*Source excerpt*:

Let's walk through an example of what a demand shift plan is, to get through some idea. Let's consider a very simple use case to simplify what a solver would spit out as a demand shift plan. In this case, we are considering a single demand source, Facebook. There are no other demand sources. It's split between two regions, 60% and 40%. We do have three services: web, feed, and bar. These services are driven by the product. You can see how much they are driven by below, it's 80% on the region A, and 75% on region B. We do have available capacity at region B. In this example, our optimization function is going to be something like, balance this region. I have 60% on region A and 40% on region B. The solver takes into account that there is available supply on region B, and it can come up with a plan to move this around. Essentially, the plan we would come up with distributes the available capacity to the region B because the region should withstand the new traffic it's receiving. Hence, we distribute the capacity in accordance with the traffic, again the linear proportionality between traffic and capacity. Once the capacity is distributed, we are then able to size up the service and start shifting the demand. We can see that the various services sized up, and we can start shifting the demand.

*Required work*:
#1 In the demand shift plan walkthrough, what share of the Facebook demand does each of the two regions start with?
#2 Carry on the demand shift plan walkthrough, picking up right after its final sentence.

Source records
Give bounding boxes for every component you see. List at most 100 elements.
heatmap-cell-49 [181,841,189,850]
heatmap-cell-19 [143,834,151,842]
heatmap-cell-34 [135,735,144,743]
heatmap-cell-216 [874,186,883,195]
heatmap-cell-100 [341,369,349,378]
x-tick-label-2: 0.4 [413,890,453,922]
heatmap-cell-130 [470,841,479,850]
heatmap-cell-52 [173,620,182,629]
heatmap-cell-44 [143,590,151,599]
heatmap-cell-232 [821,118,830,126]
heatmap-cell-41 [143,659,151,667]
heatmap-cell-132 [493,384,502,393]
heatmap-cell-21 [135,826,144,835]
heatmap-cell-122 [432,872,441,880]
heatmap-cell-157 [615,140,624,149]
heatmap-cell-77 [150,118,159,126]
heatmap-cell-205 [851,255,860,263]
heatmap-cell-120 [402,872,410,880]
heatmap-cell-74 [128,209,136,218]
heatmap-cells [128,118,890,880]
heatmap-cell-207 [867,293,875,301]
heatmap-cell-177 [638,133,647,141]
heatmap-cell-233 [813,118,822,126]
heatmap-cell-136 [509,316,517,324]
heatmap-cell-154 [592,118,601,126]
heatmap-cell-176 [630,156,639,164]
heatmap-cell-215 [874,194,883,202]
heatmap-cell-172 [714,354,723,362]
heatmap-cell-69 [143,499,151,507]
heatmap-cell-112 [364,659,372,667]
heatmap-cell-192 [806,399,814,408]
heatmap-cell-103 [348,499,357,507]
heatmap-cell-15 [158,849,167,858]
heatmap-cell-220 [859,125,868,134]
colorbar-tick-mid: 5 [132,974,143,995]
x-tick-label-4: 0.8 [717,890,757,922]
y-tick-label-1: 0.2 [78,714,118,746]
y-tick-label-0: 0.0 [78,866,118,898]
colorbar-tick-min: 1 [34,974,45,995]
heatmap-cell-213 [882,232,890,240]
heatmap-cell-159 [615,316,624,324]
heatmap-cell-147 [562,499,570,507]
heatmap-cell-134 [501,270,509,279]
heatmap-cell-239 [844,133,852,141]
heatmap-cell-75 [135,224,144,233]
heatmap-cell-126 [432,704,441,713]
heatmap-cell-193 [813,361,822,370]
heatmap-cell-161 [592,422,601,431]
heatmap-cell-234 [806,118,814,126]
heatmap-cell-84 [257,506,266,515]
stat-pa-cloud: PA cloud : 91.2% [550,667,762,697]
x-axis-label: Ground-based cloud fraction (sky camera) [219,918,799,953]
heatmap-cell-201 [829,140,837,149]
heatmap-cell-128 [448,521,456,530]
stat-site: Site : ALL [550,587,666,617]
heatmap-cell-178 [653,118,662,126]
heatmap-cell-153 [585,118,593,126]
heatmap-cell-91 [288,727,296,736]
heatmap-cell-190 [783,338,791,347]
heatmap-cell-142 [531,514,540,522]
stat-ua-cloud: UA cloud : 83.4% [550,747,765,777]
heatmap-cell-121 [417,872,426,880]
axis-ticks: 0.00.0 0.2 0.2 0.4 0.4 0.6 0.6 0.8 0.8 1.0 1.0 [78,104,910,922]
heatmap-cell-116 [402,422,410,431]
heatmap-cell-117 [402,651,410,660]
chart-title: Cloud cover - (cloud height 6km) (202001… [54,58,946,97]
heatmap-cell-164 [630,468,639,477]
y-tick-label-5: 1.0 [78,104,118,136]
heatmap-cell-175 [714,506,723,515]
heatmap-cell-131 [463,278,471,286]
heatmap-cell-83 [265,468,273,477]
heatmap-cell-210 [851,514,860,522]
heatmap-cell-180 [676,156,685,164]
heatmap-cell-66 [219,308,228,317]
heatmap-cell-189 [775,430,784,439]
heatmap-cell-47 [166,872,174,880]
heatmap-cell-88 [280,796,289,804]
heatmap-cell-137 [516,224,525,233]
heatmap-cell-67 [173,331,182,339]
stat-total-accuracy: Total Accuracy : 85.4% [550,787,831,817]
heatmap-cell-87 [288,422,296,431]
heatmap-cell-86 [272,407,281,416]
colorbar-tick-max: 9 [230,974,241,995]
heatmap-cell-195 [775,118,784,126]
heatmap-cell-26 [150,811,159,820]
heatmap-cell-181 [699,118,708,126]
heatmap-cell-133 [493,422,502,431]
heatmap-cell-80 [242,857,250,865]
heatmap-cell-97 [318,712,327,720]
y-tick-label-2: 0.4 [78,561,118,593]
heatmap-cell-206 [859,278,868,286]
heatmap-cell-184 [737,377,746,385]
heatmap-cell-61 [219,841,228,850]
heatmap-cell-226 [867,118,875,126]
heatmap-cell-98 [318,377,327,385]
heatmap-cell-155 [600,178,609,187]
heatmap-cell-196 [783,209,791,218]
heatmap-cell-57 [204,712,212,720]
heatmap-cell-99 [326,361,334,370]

*Responses*:
#1 Region A has 60% and region B has 40%.

#2
Demand is a zero-sum game. Traffic can either go to one region or another. The moment we shifted the traffic out of region A, we don't have a necessity of the same capacity that we once had. We are able to shrink the capacity from region A, creating available capacity in region A. Thus, we will be able to reclaim the capacity at the end of it. We started with a different footprint where our capacity is 60/40, and we had some available capacity in one region. We did the shift where we actually moved the capacity without teleporting them through a FedEx truck or something. This is the capability of the system. In this case, our optimization function was to balance the traffic, but the capability is to make these decisions as tradeoffs. Maybe we wanted to have available capacity in region A to support out of region hardware refresh, or maybe we needed that capacity to support a product launch. This is more about the ability to take these decisions and move our demand by controlling the demand rather than just balancing in mind. This is what we mean by a global optimal plan for the infrastructure rather than local service management.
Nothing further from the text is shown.